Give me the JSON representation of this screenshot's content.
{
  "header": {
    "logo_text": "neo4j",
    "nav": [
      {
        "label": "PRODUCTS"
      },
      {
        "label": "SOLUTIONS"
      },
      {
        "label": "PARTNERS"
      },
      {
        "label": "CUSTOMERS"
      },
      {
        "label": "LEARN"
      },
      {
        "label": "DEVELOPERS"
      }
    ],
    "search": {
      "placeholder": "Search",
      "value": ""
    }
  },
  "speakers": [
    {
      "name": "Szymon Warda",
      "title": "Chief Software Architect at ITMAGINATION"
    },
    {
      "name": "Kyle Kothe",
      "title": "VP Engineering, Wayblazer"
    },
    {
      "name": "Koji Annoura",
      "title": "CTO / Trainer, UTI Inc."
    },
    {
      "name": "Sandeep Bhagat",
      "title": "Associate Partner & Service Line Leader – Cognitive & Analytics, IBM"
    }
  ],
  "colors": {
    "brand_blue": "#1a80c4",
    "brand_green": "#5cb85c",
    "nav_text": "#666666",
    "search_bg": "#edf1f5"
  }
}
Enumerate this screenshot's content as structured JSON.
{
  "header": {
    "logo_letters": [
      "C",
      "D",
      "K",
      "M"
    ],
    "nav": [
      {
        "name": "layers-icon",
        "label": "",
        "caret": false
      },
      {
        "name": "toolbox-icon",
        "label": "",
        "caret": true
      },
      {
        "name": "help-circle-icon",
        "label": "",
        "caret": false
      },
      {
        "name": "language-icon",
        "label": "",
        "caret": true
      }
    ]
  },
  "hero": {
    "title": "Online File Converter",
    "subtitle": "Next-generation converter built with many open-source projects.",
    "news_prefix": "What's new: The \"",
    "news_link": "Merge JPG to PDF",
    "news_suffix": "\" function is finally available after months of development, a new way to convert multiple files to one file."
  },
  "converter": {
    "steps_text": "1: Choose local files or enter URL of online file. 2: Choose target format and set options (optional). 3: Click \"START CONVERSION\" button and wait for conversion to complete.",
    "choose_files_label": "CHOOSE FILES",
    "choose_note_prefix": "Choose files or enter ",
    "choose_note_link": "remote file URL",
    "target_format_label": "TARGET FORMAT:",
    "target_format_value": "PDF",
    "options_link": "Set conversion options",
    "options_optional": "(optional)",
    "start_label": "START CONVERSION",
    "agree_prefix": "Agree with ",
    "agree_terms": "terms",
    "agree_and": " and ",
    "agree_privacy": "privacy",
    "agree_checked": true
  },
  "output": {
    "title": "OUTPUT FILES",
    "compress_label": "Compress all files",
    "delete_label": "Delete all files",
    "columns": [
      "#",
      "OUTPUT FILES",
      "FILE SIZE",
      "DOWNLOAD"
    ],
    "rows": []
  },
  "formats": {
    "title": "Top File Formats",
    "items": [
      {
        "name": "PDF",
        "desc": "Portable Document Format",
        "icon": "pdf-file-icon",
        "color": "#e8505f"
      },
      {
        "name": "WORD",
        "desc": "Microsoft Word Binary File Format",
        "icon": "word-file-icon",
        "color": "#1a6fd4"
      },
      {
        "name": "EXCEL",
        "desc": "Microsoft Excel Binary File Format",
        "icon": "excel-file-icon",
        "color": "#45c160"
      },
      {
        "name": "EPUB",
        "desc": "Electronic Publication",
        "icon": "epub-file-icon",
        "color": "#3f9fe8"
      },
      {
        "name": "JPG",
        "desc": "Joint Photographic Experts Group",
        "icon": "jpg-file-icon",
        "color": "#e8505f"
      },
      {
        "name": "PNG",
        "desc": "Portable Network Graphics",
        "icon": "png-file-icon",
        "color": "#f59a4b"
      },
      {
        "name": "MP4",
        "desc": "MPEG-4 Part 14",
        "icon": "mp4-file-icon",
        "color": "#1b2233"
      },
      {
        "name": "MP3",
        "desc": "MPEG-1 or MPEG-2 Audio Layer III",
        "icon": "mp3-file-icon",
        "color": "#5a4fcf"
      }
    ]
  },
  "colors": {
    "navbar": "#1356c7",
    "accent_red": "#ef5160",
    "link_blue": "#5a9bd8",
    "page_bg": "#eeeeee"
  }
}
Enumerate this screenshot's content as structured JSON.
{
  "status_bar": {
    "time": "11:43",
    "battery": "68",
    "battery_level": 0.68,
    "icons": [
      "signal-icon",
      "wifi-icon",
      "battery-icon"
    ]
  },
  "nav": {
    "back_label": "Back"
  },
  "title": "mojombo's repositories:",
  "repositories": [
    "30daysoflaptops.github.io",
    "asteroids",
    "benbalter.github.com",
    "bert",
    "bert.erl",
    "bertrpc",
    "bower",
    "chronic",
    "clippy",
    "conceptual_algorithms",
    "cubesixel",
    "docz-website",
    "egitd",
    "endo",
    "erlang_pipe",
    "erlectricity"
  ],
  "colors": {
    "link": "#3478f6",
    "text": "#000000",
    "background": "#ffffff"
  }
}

Aim of the exercise
Give back all the records exactly as they stand.

Expected answer
Give me the JSON representation of this screenshot's content.
{
  "header": {
    "logo_text": "neo4j",
    "nav": [
      {
        "label": "PRODUCTS"
      },
      {
        "label": "SOLUTIONS"
      },
      {
        "label": "PARTNERS"
      },
      {
        "label": "CUSTOMERS"
      },
      {
        "label": "LEARN"
      },
      {
        "label": "DEVELOPERS"
      }
    ],
    "search": {
      "placeholder": "Search",
      "value": ""
    }
  },
  "speakers": [
    {
      "name": "Szymon Warda",
      "title": "Chief Software Architect at ITMAGINATION"
    },
    {
      "name": "Kyle Kothe",
      "title": "VP Engineering, Wayblazer"
    },
    {
      "name": "Koji Annoura",
      "title": "CTO / Trainer, UTI Inc."
    },
    {
      "name": "Sandeep Bhagat",
      "title": "Associate Partner & Service Line Leader – Cognitive & Analytics, IBM"
    }
  ],
  "colors": {
    "brand_blue": "#1a80c4",
    "brand_green": "#5cb85c",
    "nav_text": "#666666",
    "search_bg": "#edf1f5"
  }
}
Enumerate this screenshot's content as structured JSON.
{
  "header": {
    "logo_letters": [
      "C",
      "D",
      "K",
      "M"
    ],
    "nav": [
      {
        "name": "layers-icon",
        "label": "",
        "caret": false
      },
      {
        "name": "toolbox-icon",
        "label": "",
        "caret": true
      },
      {
        "name": "help-circle-icon",
        "label": "",
        "caret": false
      },
      {
        "name": "language-icon",
        "label": "",
        "caret": true
      }
    ]
  },
  "hero": {
    "title": "Online File Converter",
    "subtitle": "Next-generation converter built with many open-source projects.",
    "news_prefix": "What's new: The \"",
    "news_link": "Merge JPG to PDF",
    "news_suffix": "\" function is finally available after months of development, a new way to convert multiple files to one file."
  },
  "converter": {
    "steps_text": "1: Choose local files or enter URL of online file. 2: Choose target format and set options (optional). 3: Click \"START CONVERSION\" button and wait for conversion to complete.",
    "choose_files_label": "CHOOSE FILES",
    "choose_note_prefix": "Choose files or enter ",
    "choose_note_link": "remote file URL",
    "target_format_label": "TARGET FORMAT:",
    "target_format_value": "PDF",
    "options_link": "Set conversion options",
    "options_optional": "(optional)",
    "start_label": "START CONVERSION",
    "agree_prefix": "Agree with ",
    "agree_terms": "terms",
    "agree_and": " and ",
    "agree_privacy": "privacy",
    "agree_checked": true
  },
  "output": {
    "title": "OUTPUT FILES",
    "compress_label": "Compress all files",
    "delete_label": "Delete all files",
    "columns": [
      "#",
      "OUTPUT FILES",
      "FILE SIZE",
      "DOWNLOAD"
    ],
    "rows": []
  },
  "formats": {
    "title": "Top File Formats",
    "items": [
      {
        "name": "PDF",
        "desc": "Portable Document Format",
        "icon": "pdf-file-icon",
        "color": "#e8505f"
      },
      {
        "name": "WORD",
        "desc": "Microsoft Word Binary File Format",
        "icon": "word-file-icon",
        "color": "#1a6fd4"
      },
      {
        "name": "EXCEL",
        "desc": "Microsoft Excel Binary File Format",
        "icon": "excel-file-icon",
        "color": "#45c160"
      },
      {
        "name": "EPUB",
        "desc": "Electronic Publication",
        "icon": "epub-file-icon",
        "color": "#3f9fe8"
      },
      {
        "name": "JPG",
        "desc": "Joint Photographic Experts Group",
        "icon": "jpg-file-icon",
        "color": "#e8505f"
      },
      {
        "name": "PNG",
        "desc": "Portable Network Graphics",
        "icon": "png-file-icon",
        "color": "#f59a4b"
      },
      {
        "name": "MP4",
        "desc": "MPEG-4 Part 14",
        "icon": "mp4-file-icon",
        "color": "#1b2233"
      },
      {
        "name": "MP3",
        "desc": "MPEG-1 or MPEG-2 Audio Layer III",
        "icon": "mp3-file-icon",
        "color": "#5a4fcf"
      }
    ]
  },
  "colors": {
    "navbar": "#1356c7",
    "accent_red": "#ef5160",
    "link_blue": "#5a9bd8",
    "page_bg": "#eeeeee"
  }
}
Enumerate this screenshot's content as structured JSON.
{
  "status_bar": {
    "time": "11:43",
    "battery": "68",
    "battery_level": 0.68,
    "icons": [
      "signal-icon",
      "wifi-icon",
      "battery-icon"
    ]
  },
  "nav": {
    "back_label": "Back"
  },
  "title": "mojombo's repositories:",
  "repositories": [
    "30daysoflaptops.github.io",
    "asteroids",
    "benbalter.github.com",
    "bert",
    "bert.erl",
    "bertrpc",
    "bower",
    "chronic",
    "clippy",
    "conceptual_algorithms",
    "cubesixel",
    "docz-website",
    "egitd",
    "endo",
    "erlang_pipe",
    "erlectricity"
  ],
  "colors": {
    "link": "#3478f6",
    "text": "#000000",
    "background": "#ffffff"
  }
}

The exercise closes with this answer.